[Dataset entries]

◆ ◆ ◆

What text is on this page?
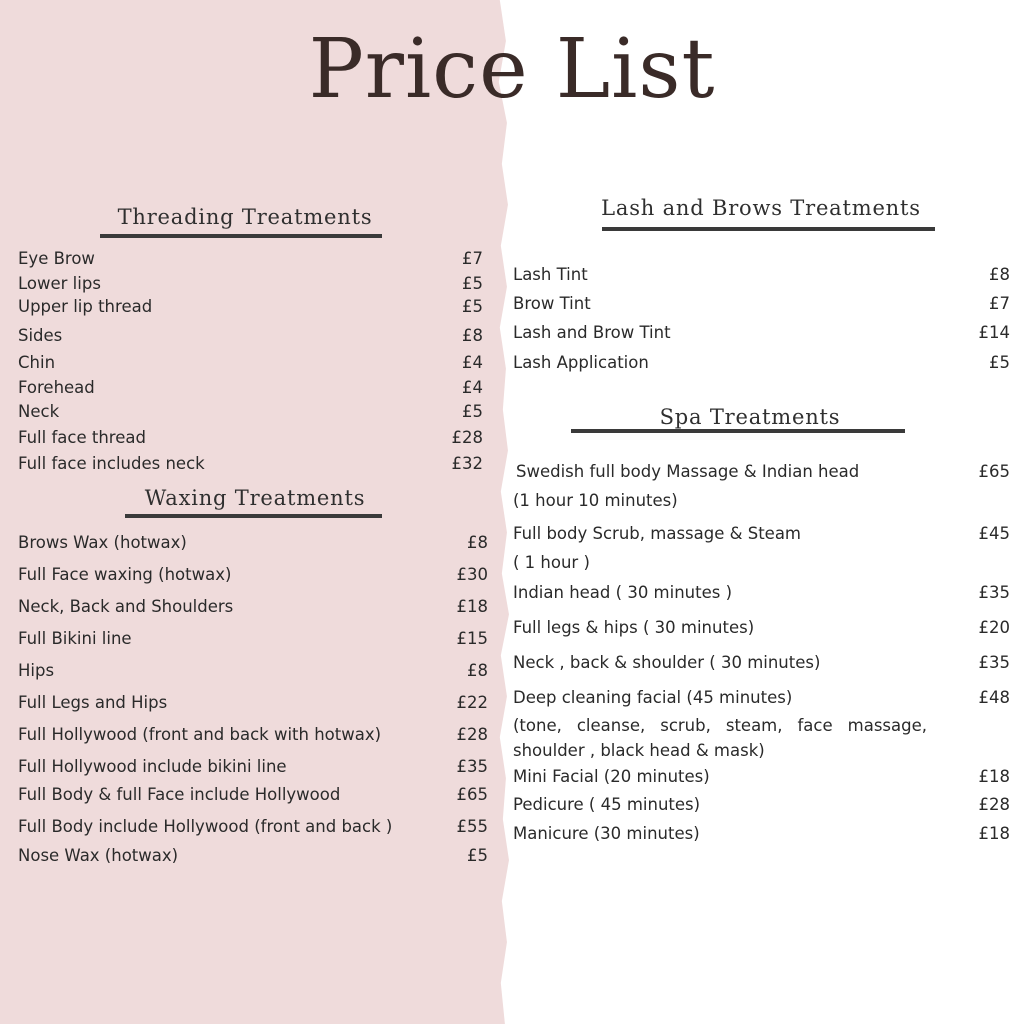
Price List
Threading Treatments
Eye Brow	£7
Lower lips	£5
Upper lip thread	£5
Sides	£8
Chin	£4
Forehead	£4
Neck	£5
Full face thread	£28
Full face includes neck	£32
Waxing Treatments
Brows Wax (hotwax)	£8
Full Face waxing (hotwax)	£30
Neck, Back and Shoulders	£18
Full Bikini line	£15
Hips	£8
Full Legs and Hips	£22
Full Hollywood (front and back with hotwax)	£28
Full Hollywood include bikini line	£35
Full Body & full Face include Hollywood	£65
Full Body include Hollywood (front and back )	£55
Nose Wax (hotwax)	£5
Lash and Brows Treatments
Lash Tint	£8
Brow Tint	£7
Lash and Brow Tint	£14
Lash Application	£5
Spa Treatments
Swedish full body Massage & Indian head	£65
(1 hour 10 minutes)
Full body Scrub, massage & Steam	£45
( 1 hour )
Indian head ( 30 minutes )	£35
Full legs & hips ( 30 minutes)	£20
Neck , back & shoulder ( 30 minutes)	£35
Deep cleaning facial (45 minutes)	£48
(tone, cleanse, scrub, steam, face massage, shoulder , black head & mask)
Mini Facial (20 minutes)	£18
Pedicure ( 45 minutes)	£28
Manicure (30 minutes)	£18
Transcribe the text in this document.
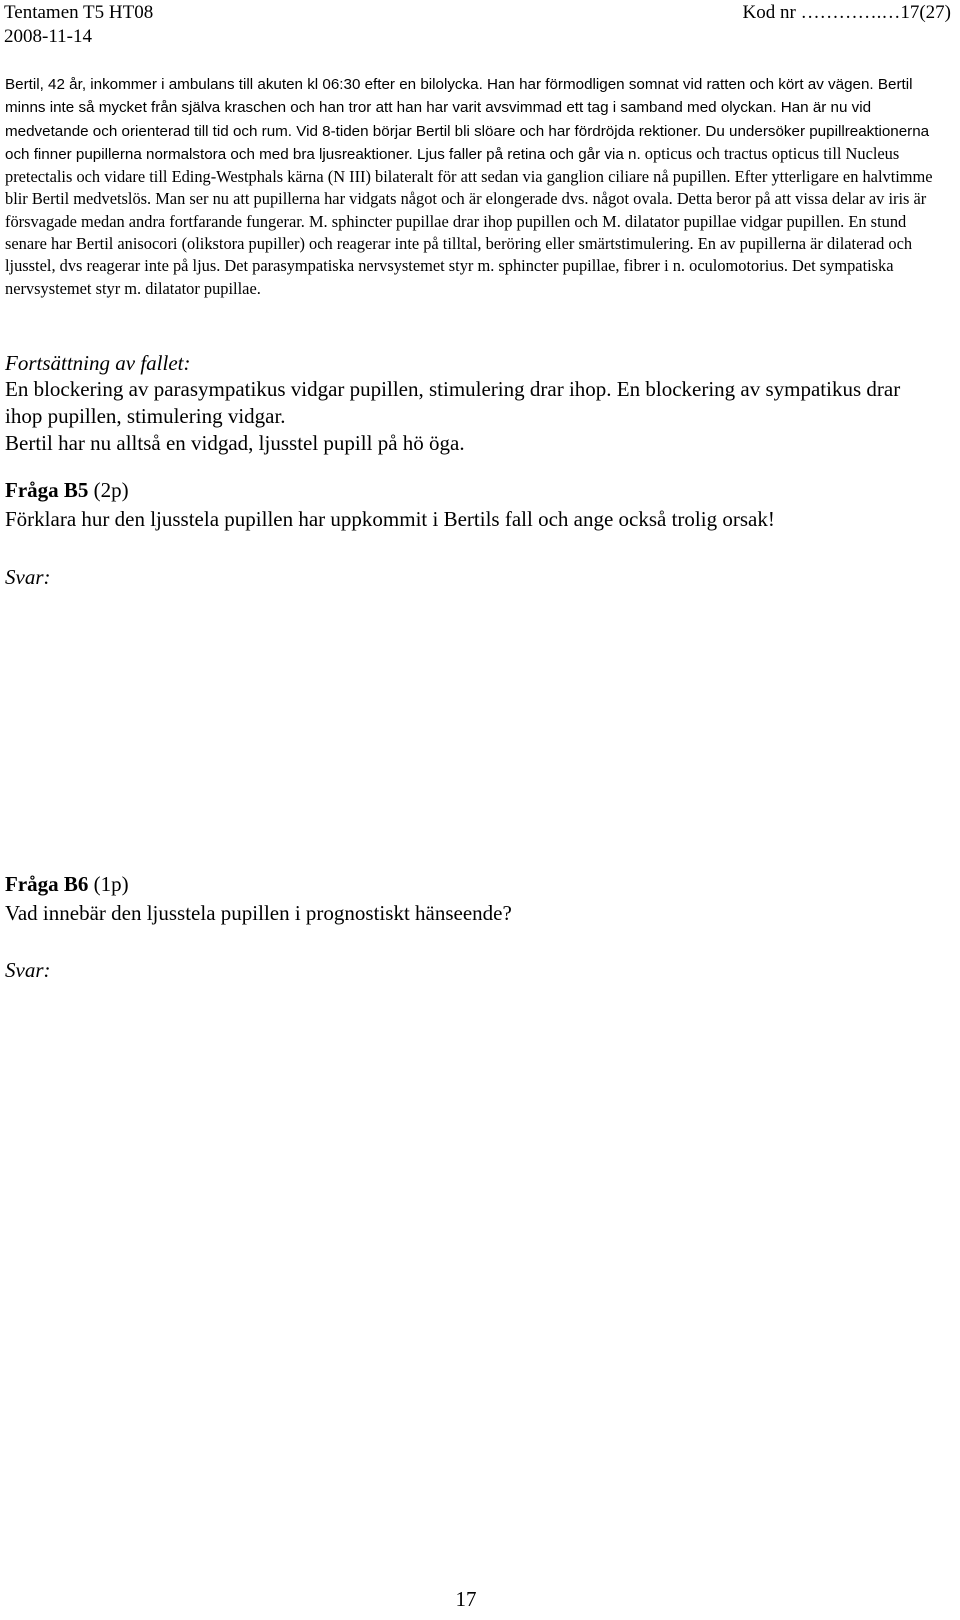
Tentamen T5 HT08
2008-11-14
Kod nr ………….…17(27)

Bertil, 42 år, inkommer i ambulans till akuten kl 06:30 efter en bilolycka. Han har förmodligen somnat vid ratten och kört av vägen. Bertil minns inte så mycket från själva kraschen och han tror att han har varit avsvimmad ett tag i samband med olyckan. Han är nu vid medvetande och orienterad till tid och rum. Vid 8-tiden börjar Bertil bli slöare och har fördröjda rektioner. Du undersöker pupillreaktionerna och finner pupillerna normalstora och med bra ljusreaktioner. Ljus faller på retina och går via n. opticus och tractus opticus till Nucleus pretectalis och vidare till Eding-Westphals kärna (N III) bilateralt för att sedan via ganglion ciliare nå pupillen. Efter ytterligare en halvtimme blir Bertil medvetslös. Man ser nu att pupillerna har vidgats något och är elongerade dvs. något ovala. Detta beror på att vissa delar av iris är försvagade medan andra fortfarande fungerar. M. sphincter pupillae drar ihop pupillen och M. dilatator pupillae vidgar pupillen. En stund senare har Bertil anisocori (olikstora pupiller) och reagerar inte på tilltal, beröring eller smärtstimulering. En av pupillerna är dilaterad och ljusstel, dvs reagerar inte på ljus. Det parasympatiska nervsystemet styr m. sphincter pupillae, fibrer i n. oculomotorius. Det sympatiska nervsystemet styr m. dilatator pupillae.

Fortsättning av fallet:
En blockering av parasympatikus vidgar pupillen, stimulering drar ihop. En blockering av sympatikus drar ihop pupillen, stimulering vidgar.
Bertil har nu alltså en vidgad, ljusstel pupill på hö öga.
Fråga B5 (2p)
Förklara hur den ljusstela pupillen har uppkommit i Bertils fall och ange också trolig orsak!
Svar:
Fråga B6 (1p)
Vad innebär den ljusstela pupillen i prognostiskt hänseende?
Svar:
17
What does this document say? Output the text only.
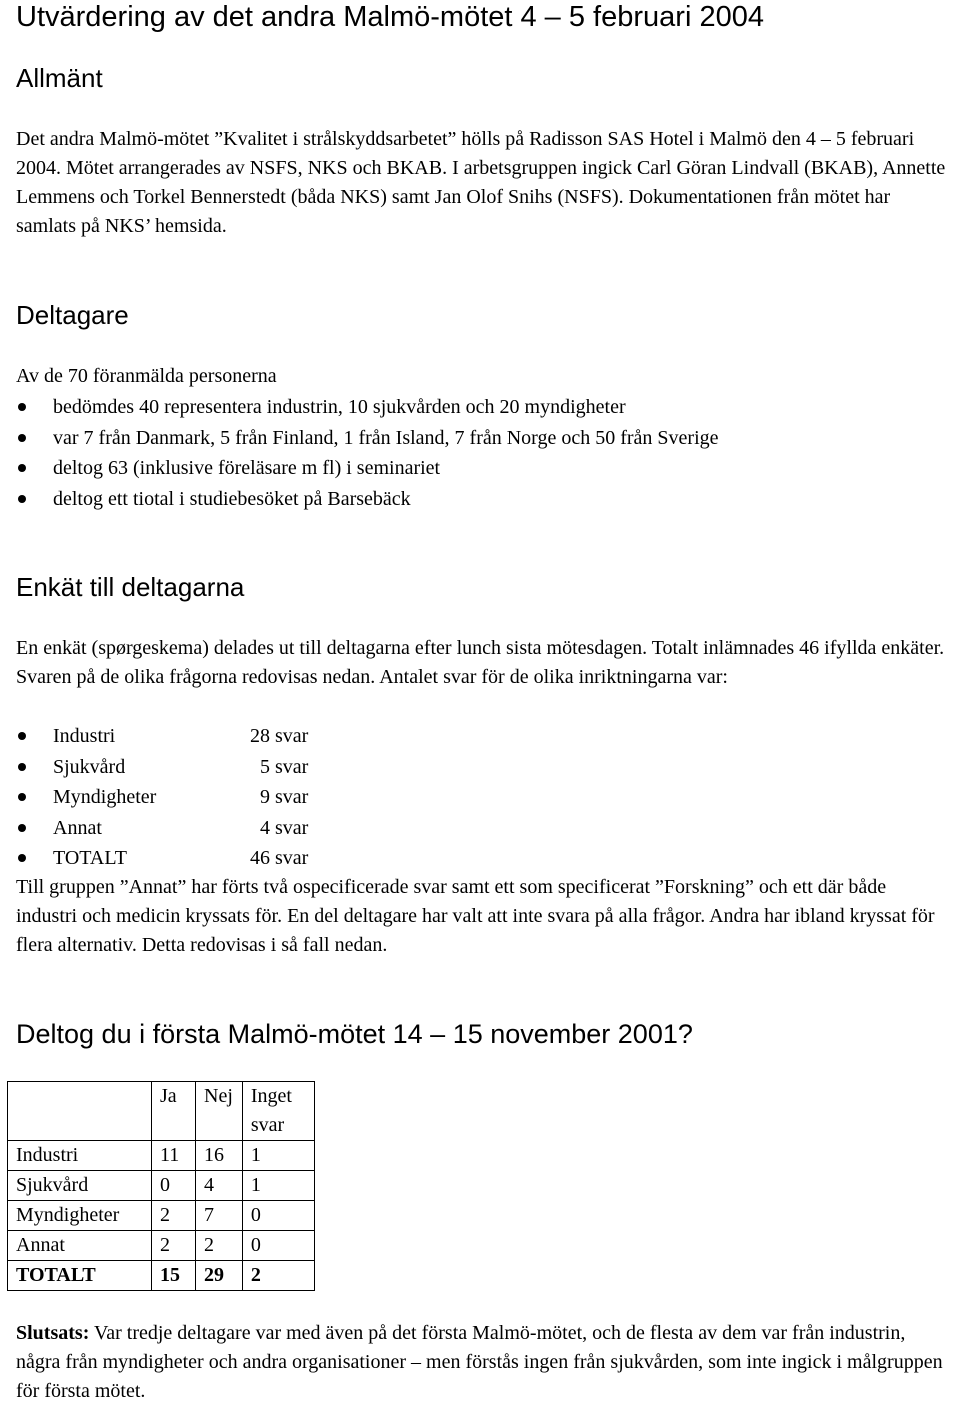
Utvärdering av det andra Malmö-mötet 4 – 5 februari 2004
Allmänt

Det andra Malmö-mötet ”Kvalitet i strålskyddsarbetet” hölls på Radisson SAS Hotel i Malmö den 4 – 5 februari 2004. Mötet arrangerades av NSFS, NKS och BKAB. I arbetsgruppen ingick Carl Göran Lindvall (BKAB), Annette Lemmens och Torkel Bennerstedt (båda NKS) samt Jan Olof Snihs (NSFS). Dokumentationen från mötet har samlats på NKS’ hemsida.

Deltagare

Av de 70 föranmälda personerna

bedömdes 40 representera industrin, 10 sjukvården och 20 myndigheter
var 7 från Danmark, 5 från Finland, 1 från Island, 7 från Norge och 50 från Sverige
deltog 63 (inklusive föreläsare m fl) i seminariet
deltog ett tiotal i studiebesöket på Barsebäck
Enkät till deltagarna

En enkät (spørgeskema) delades ut till deltagarna efter lunch sista mötesdagen. Totalt inlämnades 46 ifyllda enkäter. Svaren på de olika frågorna redovisas nedan. Antalet svar för de olika inriktningarna var:

Industri	28 svar
Sjukvård	5 svar
Myndigheter	9 svar
Annat	4 svar
TOTALT	46 svar

Till gruppen ”Annat” har förts två ospecificerade svar samt ett som specificerat ”Forskning” och ett där både industri och medicin kryssats för. En del deltagare har valt att inte svara på alla frågor. Andra har ibland kryssat för flera alternativ. Detta redovisas i så fall nedan.

Deltog du i första Malmö-mötet 14 – 15 november 2001?
	Ja	Nej	Inget svar
Industri	11	16	1
Sjukvård	0	4	1
Myndigheter	2	7	0
Annat	2	2	0
TOTALT	15	29	2

Slutsats: Var tredje deltagare var med även på det första Malmö-mötet, och de flesta av dem var från industrin, några från myndigheter och andra organisationer – men förstås ingen från sjukvården, som inte ingick i målgruppen för första mötet.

◆ ◆ ◆

- [Task goal]: In the copy, include all records verbatim but no images.

- [Complete response]:
What text is on this page?
Price List
Threading Treatments
Eye Brow	£7
Lower lips	£5
Upper lip thread	£5
Sides	£8
Chin	£4
Forehead	£4
Neck	£5
Full face thread	£28
Full face includes neck	£32
Waxing Treatments
Brows Wax (hotwax)	£8
Full Face waxing (hotwax)	£30
Neck, Back and Shoulders	£18
Full Bikini line	£15
Hips	£8
Full Legs and Hips	£22
Full Hollywood (front and back with hotwax)	£28
Full Hollywood include bikini line	£35
Full Body & full Face include Hollywood	£65
Full Body include Hollywood (front and back )	£55
Nose Wax (hotwax)	£5
Lash and Brows Treatments
Lash Tint	£8
Brow Tint	£7
Lash and Brow Tint	£14
Lash Application	£5
Spa Treatments
Swedish full body Massage & Indian head	£65
(1 hour 10 minutes)
Full body Scrub, massage & Steam	£45
( 1 hour )
Indian head ( 30 minutes )	£35
Full legs & hips ( 30 minutes)	£20
Neck , back & shoulder ( 30 minutes)	£35
Deep cleaning facial (45 minutes)	£48
(tone, cleanse, scrub, steam, face massage, shoulder , black head & mask)
Mini Facial (20 minutes)	£18
Pedicure ( 45 minutes)	£28
Manicure (30 minutes)	£18
Transcribe the text in this document.
Tentamen T5 HT08
2008-11-14
Kod nr ………….…17(27)

Bertil, 42 år, inkommer i ambulans till akuten kl 06:30 efter en bilolycka. Han har förmodligen somnat vid ratten och kört av vägen. Bertil minns inte så mycket från själva kraschen och han tror att han har varit avsvimmad ett tag i samband med olyckan. Han är nu vid medvetande och orienterad till tid och rum. Vid 8-tiden börjar Bertil bli slöare och har fördröjda rektioner. Du undersöker pupillreaktionerna och finner pupillerna normalstora och med bra ljusreaktioner. Ljus faller på retina och går via n. opticus och tractus opticus till Nucleus pretectalis och vidare till Eding-Westphals kärna (N III) bilateralt för att sedan via ganglion ciliare nå pupillen. Efter ytterligare en halvtimme blir Bertil medvetslös. Man ser nu att pupillerna har vidgats något och är elongerade dvs. något ovala. Detta beror på att vissa delar av iris är försvagade medan andra fortfarande fungerar. M. sphincter pupillae drar ihop pupillen och M. dilatator pupillae vidgar pupillen. En stund senare har Bertil anisocori (olikstora pupiller) och reagerar inte på tilltal, beröring eller smärtstimulering. En av pupillerna är dilaterad och ljusstel, dvs reagerar inte på ljus. Det parasympatiska nervsystemet styr m. sphincter pupillae, fibrer i n. oculomotorius. Det sympatiska nervsystemet styr m. dilatator pupillae.

Fortsättning av fallet:
En blockering av parasympatikus vidgar pupillen, stimulering drar ihop. En blockering av sympatikus drar ihop pupillen, stimulering vidgar.
Bertil har nu alltså en vidgad, ljusstel pupill på hö öga.
Fråga B5 (2p)
Förklara hur den ljusstela pupillen har uppkommit i Bertils fall och ange också trolig orsak!
Svar:
Fråga B6 (1p)
Vad innebär den ljusstela pupillen i prognostiskt hänseende?
Svar:
17
What does this document say? Output the text only.
Utvärdering av det andra Malmö-mötet 4 – 5 februari 2004
Allmänt

Det andra Malmö-mötet ”Kvalitet i strålskyddsarbetet” hölls på Radisson SAS Hotel i Malmö den 4 – 5 februari 2004. Mötet arrangerades av NSFS, NKS och BKAB. I arbetsgruppen ingick Carl Göran Lindvall (BKAB), Annette Lemmens och Torkel Bennerstedt (båda NKS) samt Jan Olof Snihs (NSFS). Dokumentationen från mötet har samlats på NKS’ hemsida.

Deltagare

Av de 70 föranmälda personerna

bedömdes 40 representera industrin, 10 sjukvården och 20 myndigheter
var 7 från Danmark, 5 från Finland, 1 från Island, 7 från Norge och 50 från Sverige
deltog 63 (inklusive föreläsare m fl) i seminariet
deltog ett tiotal i studiebesöket på Barsebäck
Enkät till deltagarna

En enkät (spørgeskema) delades ut till deltagarna efter lunch sista mötesdagen. Totalt inlämnades 46 ifyllda enkäter. Svaren på de olika frågorna redovisas nedan. Antalet svar för de olika inriktningarna var:

Industri	28 svar
Sjukvård	5 svar
Myndigheter	9 svar
Annat	4 svar
TOTALT	46 svar

Till gruppen ”Annat” har förts två ospecificerade svar samt ett som specificerat ”Forskning” och ett där både industri och medicin kryssats för. En del deltagare har valt att inte svara på alla frågor. Andra har ibland kryssat för flera alternativ. Detta redovisas i så fall nedan.

Deltog du i första Malmö-mötet 14 – 15 november 2001?
	Ja	Nej	Inget svar
Industri	11	16	1
Sjukvård	0	4	1
Myndigheter	2	7	0
Annat	2	2	0
TOTALT	15	29	2

Slutsats: Var tredje deltagare var med även på det första Malmö-mötet, och de flesta av dem var från industrin, några från myndigheter och andra organisationer – men förstås ingen från sjukvården, som inte ingick i målgruppen för första mötet.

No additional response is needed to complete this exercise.